Extract each line of the records below that contains the word "Support".

--- Start RECORD LIST ---

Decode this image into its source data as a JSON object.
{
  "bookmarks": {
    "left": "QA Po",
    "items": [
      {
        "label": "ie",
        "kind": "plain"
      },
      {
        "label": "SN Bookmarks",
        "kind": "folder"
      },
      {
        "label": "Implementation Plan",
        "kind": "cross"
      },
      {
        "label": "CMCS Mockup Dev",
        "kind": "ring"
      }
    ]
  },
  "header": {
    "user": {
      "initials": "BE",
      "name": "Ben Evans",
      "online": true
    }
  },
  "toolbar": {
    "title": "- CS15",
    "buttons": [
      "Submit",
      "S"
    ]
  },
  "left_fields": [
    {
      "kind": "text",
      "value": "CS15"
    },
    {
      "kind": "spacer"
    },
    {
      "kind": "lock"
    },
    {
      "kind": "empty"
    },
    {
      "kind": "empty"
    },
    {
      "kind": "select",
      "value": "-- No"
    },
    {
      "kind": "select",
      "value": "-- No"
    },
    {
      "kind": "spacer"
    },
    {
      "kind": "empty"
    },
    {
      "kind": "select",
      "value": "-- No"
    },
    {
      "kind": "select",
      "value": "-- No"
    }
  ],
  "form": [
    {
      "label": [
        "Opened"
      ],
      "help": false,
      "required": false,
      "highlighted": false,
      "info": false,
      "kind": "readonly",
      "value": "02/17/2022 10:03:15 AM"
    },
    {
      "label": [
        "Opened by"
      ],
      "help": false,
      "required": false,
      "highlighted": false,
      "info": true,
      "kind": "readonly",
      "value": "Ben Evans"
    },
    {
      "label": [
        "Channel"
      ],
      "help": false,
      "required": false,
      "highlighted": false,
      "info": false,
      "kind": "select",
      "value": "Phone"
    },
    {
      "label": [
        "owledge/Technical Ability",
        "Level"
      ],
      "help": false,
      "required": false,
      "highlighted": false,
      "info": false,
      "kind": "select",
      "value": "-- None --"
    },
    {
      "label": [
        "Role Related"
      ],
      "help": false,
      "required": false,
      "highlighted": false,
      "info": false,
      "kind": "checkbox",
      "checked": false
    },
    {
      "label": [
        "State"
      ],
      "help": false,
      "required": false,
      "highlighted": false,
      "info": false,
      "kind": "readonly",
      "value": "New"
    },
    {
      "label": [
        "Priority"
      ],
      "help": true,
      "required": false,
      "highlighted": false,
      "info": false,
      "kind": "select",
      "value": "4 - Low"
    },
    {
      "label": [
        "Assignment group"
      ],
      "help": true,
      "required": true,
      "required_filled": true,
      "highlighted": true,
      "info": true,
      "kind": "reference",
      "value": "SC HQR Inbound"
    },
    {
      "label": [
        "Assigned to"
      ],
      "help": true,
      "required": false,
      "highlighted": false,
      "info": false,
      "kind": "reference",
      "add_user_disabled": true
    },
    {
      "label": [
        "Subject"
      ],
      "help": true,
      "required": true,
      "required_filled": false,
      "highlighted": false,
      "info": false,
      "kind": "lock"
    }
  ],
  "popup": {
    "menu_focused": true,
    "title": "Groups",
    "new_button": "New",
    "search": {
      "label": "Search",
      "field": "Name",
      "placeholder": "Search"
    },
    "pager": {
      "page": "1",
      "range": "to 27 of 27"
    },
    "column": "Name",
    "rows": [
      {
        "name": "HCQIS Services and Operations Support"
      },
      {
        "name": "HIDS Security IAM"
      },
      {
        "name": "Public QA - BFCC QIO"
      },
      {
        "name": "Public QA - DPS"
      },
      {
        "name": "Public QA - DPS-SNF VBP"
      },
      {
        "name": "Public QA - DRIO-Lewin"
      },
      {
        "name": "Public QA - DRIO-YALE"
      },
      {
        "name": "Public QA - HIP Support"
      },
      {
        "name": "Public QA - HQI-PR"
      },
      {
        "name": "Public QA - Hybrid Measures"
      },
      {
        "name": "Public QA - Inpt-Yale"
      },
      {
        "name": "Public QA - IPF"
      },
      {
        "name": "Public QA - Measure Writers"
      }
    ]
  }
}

--- End RECORD LIST ---

- **CORRECT RESULT**
        "name": "HCQIS Services and Operations Support"
        "name": "Public QA - HIP Support"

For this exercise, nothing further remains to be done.